Stored items from a collection:
■ ■ ■ ■

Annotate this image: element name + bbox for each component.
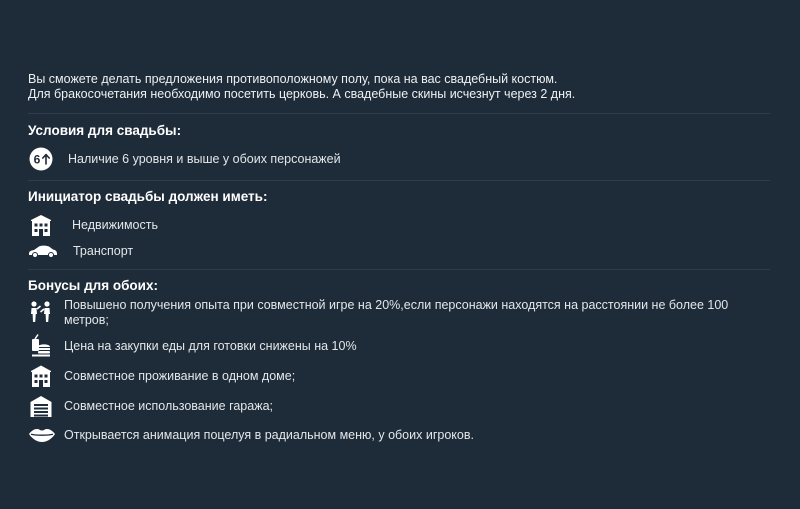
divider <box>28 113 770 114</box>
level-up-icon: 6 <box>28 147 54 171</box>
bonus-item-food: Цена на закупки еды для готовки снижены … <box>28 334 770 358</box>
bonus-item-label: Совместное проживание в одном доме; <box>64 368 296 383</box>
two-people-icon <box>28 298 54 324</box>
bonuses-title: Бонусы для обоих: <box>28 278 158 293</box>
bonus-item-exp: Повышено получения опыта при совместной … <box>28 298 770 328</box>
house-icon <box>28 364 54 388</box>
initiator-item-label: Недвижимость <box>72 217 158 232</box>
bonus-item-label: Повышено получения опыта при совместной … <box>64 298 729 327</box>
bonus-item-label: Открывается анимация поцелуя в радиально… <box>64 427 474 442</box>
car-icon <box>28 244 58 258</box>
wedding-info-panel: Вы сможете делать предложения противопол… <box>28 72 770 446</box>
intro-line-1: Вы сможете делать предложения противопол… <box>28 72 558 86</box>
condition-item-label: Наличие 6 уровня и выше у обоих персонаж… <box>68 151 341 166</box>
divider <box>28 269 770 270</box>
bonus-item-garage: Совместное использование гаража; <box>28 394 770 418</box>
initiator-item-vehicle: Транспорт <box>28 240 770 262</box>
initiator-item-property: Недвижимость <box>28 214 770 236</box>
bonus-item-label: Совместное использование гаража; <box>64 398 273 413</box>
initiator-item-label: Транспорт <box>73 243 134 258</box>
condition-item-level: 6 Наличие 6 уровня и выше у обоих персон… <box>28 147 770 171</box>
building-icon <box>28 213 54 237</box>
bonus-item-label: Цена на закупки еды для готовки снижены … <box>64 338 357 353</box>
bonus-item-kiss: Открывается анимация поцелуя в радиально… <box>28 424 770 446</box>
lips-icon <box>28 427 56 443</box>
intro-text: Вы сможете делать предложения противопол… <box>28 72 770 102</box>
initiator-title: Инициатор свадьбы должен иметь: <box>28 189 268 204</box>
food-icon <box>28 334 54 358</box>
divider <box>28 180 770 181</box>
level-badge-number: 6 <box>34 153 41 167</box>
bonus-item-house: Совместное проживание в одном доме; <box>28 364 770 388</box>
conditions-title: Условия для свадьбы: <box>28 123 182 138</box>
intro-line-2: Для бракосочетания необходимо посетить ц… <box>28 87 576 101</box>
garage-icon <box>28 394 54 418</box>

■ ■ ■ ■

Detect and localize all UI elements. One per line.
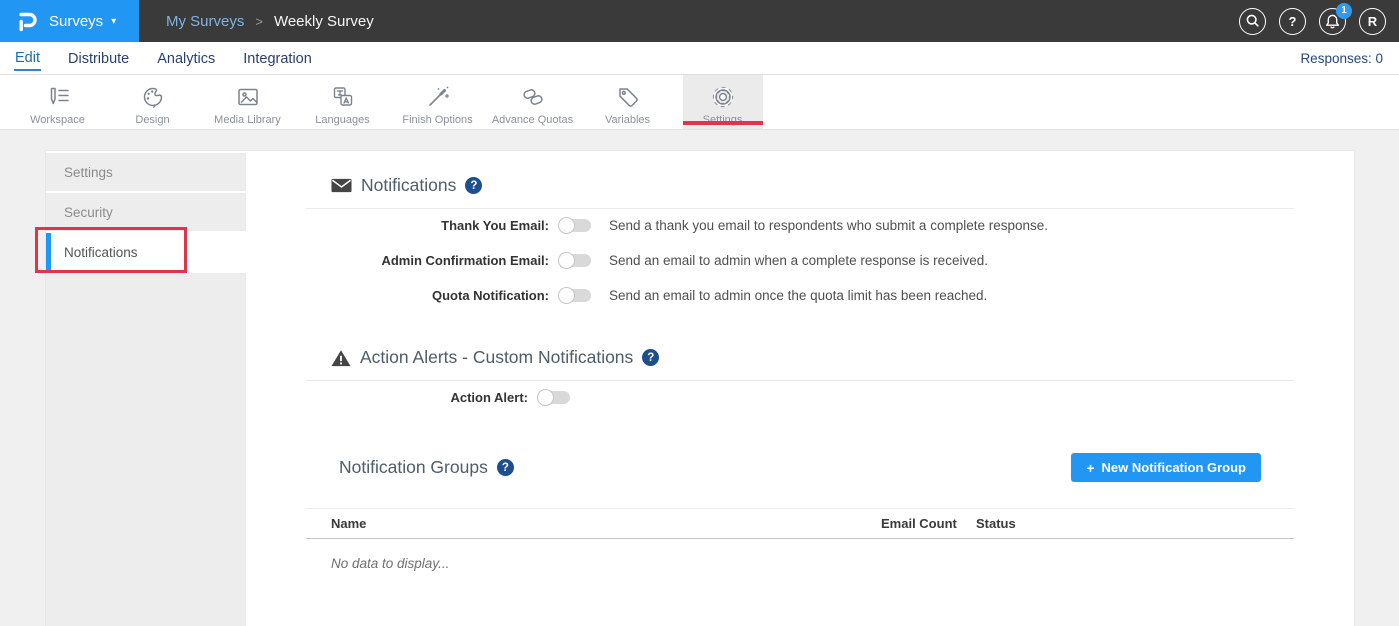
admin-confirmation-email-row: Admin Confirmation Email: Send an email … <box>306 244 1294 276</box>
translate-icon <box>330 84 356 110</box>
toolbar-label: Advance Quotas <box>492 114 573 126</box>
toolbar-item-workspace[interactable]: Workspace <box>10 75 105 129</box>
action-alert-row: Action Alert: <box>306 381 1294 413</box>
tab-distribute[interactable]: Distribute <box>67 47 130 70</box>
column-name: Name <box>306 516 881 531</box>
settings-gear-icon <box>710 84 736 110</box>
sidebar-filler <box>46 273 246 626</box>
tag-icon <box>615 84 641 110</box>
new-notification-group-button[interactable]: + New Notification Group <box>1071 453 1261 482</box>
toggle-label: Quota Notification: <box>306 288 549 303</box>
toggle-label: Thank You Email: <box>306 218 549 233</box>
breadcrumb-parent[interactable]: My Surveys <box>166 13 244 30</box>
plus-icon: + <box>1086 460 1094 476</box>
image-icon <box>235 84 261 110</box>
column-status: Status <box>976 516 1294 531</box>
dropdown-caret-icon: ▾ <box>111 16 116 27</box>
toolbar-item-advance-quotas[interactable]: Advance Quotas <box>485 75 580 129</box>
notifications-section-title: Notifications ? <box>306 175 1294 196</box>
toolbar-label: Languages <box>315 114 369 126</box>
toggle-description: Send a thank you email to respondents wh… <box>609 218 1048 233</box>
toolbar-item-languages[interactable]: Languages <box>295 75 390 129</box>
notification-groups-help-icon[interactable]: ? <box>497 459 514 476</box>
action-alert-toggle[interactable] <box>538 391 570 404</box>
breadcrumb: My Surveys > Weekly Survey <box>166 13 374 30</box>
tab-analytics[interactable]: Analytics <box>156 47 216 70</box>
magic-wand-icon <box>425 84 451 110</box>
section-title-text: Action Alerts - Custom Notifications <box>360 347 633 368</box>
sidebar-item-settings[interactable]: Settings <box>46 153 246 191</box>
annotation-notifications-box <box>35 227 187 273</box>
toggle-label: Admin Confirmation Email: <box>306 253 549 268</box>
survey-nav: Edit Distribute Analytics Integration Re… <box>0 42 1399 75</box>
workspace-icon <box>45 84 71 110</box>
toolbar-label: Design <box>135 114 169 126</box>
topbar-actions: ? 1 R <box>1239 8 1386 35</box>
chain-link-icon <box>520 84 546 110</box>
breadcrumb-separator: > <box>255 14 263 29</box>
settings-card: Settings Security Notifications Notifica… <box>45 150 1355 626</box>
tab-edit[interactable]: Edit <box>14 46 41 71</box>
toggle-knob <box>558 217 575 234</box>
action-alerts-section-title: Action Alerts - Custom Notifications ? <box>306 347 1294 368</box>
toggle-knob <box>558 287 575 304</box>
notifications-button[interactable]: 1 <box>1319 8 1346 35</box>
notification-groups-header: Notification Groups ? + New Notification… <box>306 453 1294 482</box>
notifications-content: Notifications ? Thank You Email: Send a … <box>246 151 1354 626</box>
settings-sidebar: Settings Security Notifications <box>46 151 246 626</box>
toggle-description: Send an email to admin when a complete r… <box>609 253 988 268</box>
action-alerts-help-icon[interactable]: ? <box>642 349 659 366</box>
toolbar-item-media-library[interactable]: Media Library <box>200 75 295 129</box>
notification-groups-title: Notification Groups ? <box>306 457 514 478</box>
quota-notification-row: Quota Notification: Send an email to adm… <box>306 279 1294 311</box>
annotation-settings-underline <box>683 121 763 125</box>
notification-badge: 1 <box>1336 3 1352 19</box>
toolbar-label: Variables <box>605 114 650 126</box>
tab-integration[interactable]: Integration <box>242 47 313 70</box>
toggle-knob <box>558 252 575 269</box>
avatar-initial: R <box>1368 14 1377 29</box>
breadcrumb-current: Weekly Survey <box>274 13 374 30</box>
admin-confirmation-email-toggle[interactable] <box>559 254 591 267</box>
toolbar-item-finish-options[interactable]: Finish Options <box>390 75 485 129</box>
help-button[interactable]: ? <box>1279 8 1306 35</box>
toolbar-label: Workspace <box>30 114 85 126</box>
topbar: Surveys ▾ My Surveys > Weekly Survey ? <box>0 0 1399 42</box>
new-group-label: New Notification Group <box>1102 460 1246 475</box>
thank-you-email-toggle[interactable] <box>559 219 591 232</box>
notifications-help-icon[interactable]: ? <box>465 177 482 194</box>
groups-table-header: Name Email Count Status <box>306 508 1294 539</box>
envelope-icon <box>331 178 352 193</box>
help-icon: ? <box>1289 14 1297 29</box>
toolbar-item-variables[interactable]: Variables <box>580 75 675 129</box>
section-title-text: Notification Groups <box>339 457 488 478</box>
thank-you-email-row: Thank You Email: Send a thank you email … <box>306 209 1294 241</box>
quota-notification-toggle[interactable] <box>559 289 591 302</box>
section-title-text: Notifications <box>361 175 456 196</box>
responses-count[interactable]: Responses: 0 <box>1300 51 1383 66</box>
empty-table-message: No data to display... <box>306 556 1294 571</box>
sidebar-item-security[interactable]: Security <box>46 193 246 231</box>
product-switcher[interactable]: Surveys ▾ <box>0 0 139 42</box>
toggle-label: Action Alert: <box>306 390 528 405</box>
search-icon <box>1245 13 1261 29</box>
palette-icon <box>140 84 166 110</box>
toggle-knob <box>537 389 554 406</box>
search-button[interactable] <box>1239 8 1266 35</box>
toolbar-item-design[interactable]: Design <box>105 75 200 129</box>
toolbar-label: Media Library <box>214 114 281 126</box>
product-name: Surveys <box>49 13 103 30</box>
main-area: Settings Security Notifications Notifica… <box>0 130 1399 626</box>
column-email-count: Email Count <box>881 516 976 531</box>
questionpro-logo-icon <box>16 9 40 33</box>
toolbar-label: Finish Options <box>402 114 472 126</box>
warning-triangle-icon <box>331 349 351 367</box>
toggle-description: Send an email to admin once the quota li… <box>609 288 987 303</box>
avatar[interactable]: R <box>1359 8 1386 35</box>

■ ■ ■ ■

YOUR OBJECTIVE
Please give the rows again from the line with "divider <box>28 113 770 114</box>" to the line with "bonus-item-kiss: Открывается анимация", replacing "divider" with "separator" and leaving everything else unchanged.

ANSWER BELOW
separator <box>28 113 770 114</box>
level-up-icon: 6 <box>28 147 54 171</box>
bonus-item-food: Цена на закупки еды для готовки снижены … <box>28 334 770 358</box>
bonus-item-label: Совместное проживание в одном доме; <box>64 368 296 383</box>
two-people-icon <box>28 298 54 324</box>
bonuses-title: Бонусы для обоих: <box>28 278 158 293</box>
bonus-item-exp: Повышено получения опыта при совместной … <box>28 298 770 328</box>
house-icon <box>28 364 54 388</box>
initiator-item-label: Недвижимость <box>72 217 158 232</box>
bonus-item-label: Повышено получения опыта при совместной … <box>64 298 729 327</box>
bonus-item-label: Открывается анимация поцелуя в радиально… <box>64 427 474 442</box>
car-icon <box>28 244 58 258</box>
wedding-info-panel: Вы сможете делать предложения противопол… <box>28 72 770 446</box>
intro-line-1: Вы сможете делать предложения противопол… <box>28 72 558 86</box>
condition-item-label: Наличие 6 уровня и выше у обоих персонаж… <box>68 151 341 166</box>
separator <box>28 269 770 270</box>
bonus-item-garage: Совместное использование гаража; <box>28 394 770 418</box>
initiator-item-vehicle: Транспорт <box>28 240 770 262</box>
initiator-item-property: Недвижимость <box>28 214 770 236</box>
bonus-item-label: Совместное использование гаража; <box>64 398 273 413</box>
initiator-item-label: Транспорт <box>73 243 134 258</box>
condition-item-level: 6 Наличие 6 уровня и выше у обоих персон… <box>28 147 770 171</box>
building-icon <box>28 213 54 237</box>
bonus-item-label: Цена на закупки еды для готовки снижены … <box>64 338 357 353</box>
bonus-item-kiss: Открывается анимация поцелуя в радиально… <box>28 424 770 446</box>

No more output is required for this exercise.